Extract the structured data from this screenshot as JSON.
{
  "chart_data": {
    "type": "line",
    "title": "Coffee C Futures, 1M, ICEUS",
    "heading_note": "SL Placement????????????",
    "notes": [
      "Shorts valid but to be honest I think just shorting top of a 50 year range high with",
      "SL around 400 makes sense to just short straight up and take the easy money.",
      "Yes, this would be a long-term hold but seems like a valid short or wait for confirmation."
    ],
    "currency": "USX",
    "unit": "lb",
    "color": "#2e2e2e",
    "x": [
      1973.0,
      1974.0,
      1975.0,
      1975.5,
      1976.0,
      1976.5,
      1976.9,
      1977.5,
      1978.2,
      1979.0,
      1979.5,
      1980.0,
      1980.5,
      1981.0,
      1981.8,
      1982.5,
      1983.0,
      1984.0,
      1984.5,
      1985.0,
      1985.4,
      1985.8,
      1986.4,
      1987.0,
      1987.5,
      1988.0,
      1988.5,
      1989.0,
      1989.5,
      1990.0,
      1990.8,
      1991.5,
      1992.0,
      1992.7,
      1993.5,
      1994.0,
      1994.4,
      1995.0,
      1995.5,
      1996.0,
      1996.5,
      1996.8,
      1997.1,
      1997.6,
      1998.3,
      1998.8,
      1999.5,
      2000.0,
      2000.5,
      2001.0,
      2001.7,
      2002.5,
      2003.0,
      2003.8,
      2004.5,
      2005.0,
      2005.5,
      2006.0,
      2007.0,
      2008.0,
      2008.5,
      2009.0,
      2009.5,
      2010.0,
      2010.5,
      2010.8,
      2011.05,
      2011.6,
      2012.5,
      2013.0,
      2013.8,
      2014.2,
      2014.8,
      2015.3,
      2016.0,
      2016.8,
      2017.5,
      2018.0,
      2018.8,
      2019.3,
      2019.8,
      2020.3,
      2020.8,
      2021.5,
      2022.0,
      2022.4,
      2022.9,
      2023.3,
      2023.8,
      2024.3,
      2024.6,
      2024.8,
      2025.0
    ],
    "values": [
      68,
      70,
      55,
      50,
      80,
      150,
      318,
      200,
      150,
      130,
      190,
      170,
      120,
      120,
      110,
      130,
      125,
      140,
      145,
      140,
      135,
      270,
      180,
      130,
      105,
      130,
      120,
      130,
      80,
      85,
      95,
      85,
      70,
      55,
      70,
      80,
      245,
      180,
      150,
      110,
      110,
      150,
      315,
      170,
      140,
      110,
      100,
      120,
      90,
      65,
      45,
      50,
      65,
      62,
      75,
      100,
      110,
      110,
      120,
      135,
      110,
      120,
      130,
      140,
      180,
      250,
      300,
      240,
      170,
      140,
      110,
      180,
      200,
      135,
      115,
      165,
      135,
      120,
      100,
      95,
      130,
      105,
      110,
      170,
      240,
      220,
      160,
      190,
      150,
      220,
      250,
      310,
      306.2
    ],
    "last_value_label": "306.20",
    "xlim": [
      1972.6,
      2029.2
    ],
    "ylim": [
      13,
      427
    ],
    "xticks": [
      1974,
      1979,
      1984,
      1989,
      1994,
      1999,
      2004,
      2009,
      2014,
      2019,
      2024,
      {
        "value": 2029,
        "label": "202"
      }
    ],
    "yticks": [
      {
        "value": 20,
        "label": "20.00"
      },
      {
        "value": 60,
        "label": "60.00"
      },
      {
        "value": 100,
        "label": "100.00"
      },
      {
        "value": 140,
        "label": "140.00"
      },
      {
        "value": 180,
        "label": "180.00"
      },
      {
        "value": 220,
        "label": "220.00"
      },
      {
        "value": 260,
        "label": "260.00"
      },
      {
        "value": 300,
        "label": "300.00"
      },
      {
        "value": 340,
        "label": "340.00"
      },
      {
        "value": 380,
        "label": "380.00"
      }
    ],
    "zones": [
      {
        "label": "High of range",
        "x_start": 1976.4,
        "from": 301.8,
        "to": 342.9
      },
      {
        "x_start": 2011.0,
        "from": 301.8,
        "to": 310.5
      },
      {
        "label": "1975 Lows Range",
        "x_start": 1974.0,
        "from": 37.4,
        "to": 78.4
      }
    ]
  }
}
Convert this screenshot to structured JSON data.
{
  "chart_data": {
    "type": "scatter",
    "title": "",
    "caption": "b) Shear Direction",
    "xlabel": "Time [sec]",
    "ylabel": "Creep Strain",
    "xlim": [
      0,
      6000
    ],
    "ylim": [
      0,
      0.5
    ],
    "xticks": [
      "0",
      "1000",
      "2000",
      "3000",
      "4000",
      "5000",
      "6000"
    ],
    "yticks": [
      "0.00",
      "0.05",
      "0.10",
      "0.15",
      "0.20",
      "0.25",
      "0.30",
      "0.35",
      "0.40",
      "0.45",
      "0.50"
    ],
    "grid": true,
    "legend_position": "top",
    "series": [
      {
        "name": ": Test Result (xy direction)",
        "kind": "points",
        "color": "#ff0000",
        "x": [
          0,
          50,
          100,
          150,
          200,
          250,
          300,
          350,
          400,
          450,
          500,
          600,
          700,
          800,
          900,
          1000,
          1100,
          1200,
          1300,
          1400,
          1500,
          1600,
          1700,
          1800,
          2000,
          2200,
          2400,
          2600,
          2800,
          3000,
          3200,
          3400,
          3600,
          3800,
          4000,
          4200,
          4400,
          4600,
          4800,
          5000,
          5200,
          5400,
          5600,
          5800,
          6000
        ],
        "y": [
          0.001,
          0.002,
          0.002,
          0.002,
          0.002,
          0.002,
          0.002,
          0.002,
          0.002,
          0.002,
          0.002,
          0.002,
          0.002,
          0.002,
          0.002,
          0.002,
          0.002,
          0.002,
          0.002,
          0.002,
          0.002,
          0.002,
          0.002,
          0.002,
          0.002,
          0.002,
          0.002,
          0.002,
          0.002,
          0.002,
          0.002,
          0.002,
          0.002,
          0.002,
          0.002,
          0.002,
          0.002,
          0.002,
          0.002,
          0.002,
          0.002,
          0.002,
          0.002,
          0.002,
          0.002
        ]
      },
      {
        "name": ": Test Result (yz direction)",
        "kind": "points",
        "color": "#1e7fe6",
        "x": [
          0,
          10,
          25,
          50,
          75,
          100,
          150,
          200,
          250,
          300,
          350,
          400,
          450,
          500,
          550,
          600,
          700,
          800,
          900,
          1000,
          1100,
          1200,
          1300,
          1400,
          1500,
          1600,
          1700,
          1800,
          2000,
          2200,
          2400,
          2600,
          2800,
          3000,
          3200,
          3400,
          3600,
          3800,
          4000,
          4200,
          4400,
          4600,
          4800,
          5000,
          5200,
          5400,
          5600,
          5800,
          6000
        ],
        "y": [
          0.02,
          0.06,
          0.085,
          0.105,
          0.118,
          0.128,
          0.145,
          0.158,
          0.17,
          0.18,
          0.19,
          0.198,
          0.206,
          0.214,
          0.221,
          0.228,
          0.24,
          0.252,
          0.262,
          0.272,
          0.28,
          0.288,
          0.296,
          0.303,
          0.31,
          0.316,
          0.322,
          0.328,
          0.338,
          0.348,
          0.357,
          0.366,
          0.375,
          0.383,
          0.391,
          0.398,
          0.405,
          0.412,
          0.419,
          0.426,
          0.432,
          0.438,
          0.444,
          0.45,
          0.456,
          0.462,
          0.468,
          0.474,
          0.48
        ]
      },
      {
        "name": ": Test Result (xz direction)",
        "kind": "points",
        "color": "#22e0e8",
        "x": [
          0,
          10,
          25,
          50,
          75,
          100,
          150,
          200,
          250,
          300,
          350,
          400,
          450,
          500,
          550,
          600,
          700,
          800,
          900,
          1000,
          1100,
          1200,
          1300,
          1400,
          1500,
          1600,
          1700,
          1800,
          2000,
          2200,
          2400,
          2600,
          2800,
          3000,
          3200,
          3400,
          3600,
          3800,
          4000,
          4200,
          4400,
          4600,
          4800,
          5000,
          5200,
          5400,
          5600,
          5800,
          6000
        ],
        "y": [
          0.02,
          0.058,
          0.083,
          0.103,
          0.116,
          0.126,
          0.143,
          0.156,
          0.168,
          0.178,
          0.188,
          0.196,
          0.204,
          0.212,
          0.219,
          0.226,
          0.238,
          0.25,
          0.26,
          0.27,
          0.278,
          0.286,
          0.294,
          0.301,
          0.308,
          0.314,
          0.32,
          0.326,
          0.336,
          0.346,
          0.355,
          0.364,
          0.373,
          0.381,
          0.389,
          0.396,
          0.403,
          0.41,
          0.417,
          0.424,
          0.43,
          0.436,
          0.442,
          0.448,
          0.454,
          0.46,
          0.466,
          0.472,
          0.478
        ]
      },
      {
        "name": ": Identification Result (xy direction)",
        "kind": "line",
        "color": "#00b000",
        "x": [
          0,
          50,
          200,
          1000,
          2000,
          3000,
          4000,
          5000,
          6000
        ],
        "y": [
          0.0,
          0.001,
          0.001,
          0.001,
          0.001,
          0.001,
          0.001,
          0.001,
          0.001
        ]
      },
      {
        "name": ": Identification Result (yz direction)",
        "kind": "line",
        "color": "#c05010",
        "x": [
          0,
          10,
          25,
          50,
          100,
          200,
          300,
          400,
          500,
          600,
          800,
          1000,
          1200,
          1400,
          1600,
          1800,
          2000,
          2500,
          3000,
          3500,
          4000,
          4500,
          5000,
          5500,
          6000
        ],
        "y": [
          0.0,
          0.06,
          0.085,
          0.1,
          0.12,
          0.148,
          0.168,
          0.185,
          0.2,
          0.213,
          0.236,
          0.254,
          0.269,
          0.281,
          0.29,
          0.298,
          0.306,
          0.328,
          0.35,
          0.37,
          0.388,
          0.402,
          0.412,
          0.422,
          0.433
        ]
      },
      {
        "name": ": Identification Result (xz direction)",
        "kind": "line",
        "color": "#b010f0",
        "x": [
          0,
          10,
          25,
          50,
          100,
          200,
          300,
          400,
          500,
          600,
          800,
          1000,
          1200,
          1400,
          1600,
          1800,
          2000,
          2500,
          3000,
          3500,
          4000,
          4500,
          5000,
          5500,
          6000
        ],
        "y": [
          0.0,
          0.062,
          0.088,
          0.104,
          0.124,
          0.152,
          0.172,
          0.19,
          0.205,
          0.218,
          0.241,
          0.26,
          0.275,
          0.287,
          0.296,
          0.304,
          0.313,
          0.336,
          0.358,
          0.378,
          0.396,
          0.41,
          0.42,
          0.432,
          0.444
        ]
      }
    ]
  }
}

§ **Stated goal**:
How many lines of these entries contain "Test"? Answer with the number and nothing else.

§ **Written solution**:
3